### WORK TO BE COMPLETED
Reproduce all records verbatim.

(Collection entries)
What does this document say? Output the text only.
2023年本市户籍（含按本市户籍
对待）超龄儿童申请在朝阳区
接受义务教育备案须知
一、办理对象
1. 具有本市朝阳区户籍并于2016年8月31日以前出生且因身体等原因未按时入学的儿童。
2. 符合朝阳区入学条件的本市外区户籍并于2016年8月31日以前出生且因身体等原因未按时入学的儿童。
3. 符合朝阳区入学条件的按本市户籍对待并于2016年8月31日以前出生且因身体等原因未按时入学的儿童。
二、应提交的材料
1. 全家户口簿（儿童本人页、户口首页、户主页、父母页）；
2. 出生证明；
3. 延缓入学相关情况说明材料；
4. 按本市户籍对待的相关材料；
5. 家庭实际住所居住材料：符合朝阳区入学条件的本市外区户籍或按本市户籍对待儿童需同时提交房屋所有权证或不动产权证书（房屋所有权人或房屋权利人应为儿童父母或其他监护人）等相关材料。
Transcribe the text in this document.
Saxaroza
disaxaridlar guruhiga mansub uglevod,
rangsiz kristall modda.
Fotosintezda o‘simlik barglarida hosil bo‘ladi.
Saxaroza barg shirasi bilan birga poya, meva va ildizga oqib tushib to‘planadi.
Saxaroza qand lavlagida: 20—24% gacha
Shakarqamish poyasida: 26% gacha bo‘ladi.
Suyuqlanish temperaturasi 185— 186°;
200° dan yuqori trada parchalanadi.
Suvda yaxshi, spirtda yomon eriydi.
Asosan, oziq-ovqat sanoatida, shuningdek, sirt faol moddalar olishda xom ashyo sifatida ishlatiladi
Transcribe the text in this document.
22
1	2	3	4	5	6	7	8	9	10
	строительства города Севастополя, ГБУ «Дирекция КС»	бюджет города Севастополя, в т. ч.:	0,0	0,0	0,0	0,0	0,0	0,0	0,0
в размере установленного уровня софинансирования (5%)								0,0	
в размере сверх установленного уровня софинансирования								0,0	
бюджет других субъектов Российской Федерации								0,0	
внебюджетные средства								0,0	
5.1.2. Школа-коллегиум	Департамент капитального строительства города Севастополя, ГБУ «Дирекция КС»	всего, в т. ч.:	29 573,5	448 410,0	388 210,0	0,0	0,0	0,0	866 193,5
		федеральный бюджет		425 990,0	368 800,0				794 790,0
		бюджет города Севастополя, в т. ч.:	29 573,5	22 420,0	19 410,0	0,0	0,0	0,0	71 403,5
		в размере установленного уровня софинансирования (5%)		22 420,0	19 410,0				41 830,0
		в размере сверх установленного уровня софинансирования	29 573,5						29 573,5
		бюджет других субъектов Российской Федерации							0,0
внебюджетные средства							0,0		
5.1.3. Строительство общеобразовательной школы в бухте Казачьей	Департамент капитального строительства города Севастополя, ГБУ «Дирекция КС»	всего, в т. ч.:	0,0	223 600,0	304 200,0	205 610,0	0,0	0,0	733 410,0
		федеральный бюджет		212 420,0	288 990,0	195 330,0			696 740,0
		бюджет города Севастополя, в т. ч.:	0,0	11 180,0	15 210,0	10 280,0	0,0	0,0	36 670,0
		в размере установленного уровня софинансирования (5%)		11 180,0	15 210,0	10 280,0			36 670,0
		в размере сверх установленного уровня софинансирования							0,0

### SOLVED PROBLEM
What does this document say? Output the text only.
2023年本市户籍（含按本市户籍
对待）超龄儿童申请在朝阳区
接受义务教育备案须知
一、办理对象
1. 具有本市朝阳区户籍并于2016年8月31日以前出生且因身体等原因未按时入学的儿童。
2. 符合朝阳区入学条件的本市外区户籍并于2016年8月31日以前出生且因身体等原因未按时入学的儿童。
3. 符合朝阳区入学条件的按本市户籍对待并于2016年8月31日以前出生且因身体等原因未按时入学的儿童。
二、应提交的材料
1. 全家户口簿（儿童本人页、户口首页、户主页、父母页）；
2. 出生证明；
3. 延缓入学相关情况说明材料；
4. 按本市户籍对待的相关材料；
5. 家庭实际住所居住材料：符合朝阳区入学条件的本市外区户籍或按本市户籍对待儿童需同时提交房屋所有权证或不动产权证书（房屋所有权人或房屋权利人应为儿童父母或其他监护人）等相关材料。
Transcribe the text in this document.
Saxaroza
disaxaridlar guruhiga mansub uglevod,
rangsiz kristall modda.
Fotosintezda o‘simlik barglarida hosil bo‘ladi.
Saxaroza barg shirasi bilan birga poya, meva va ildizga oqib tushib to‘planadi.
Saxaroza qand lavlagida: 20—24% gacha
Shakarqamish poyasida: 26% gacha bo‘ladi.
Suyuqlanish temperaturasi 185— 186°;
200° dan yuqori trada parchalanadi.
Suvda yaxshi, spirtda yomon eriydi.
Asosan, oziq-ovqat sanoatida, shuningdek, sirt faol moddalar olishda xom ashyo sifatida ishlatiladi
Transcribe the text in this document.
22
1	2	3	4	5	6	7	8	9	10
	строительства города Севастополя, ГБУ «Дирекция КС»	бюджет города Севастополя, в т. ч.:	0,0	0,0	0,0	0,0	0,0	0,0	0,0
в размере установленного уровня софинансирования (5%)								0,0	
в размере сверх установленного уровня софинансирования								0,0	
бюджет других субъектов Российской Федерации								0,0	
внебюджетные средства								0,0	
5.1.2. Школа-коллегиум	Департамент капитального строительства города Севастополя, ГБУ «Дирекция КС»	всего, в т. ч.:	29 573,5	448 410,0	388 210,0	0,0	0,0	0,0	866 193,5
		федеральный бюджет		425 990,0	368 800,0				794 790,0
		бюджет города Севастополя, в т. ч.:	29 573,5	22 420,0	19 410,0	0,0	0,0	0,0	71 403,5
		в размере установленного уровня софинансирования (5%)		22 420,0	19 410,0				41 830,0
		в размере сверх установленного уровня софинансирования	29 573,5						29 573,5
		бюджет других субъектов Российской Федерации							0,0
внебюджетные средства							0,0		
5.1.3. Строительство общеобразовательной школы в бухте Казачьей	Департамент капитального строительства города Севастополя, ГБУ «Дирекция КС»	всего, в т. ч.:	0,0	223 600,0	304 200,0	205 610,0	0,0	0,0	733 410,0
		федеральный бюджет		212 420,0	288 990,0	195 330,0			696 740,0
		бюджет города Севастополя, в т. ч.:	0,0	11 180,0	15 210,0	10 280,0	0,0	0,0	36 670,0
		в размере установленного уровня софинансирования (5%)		11 180,0	15 210,0	10 280,0			36 670,0
		в размере сверх установленного уровня софинансирования							0,0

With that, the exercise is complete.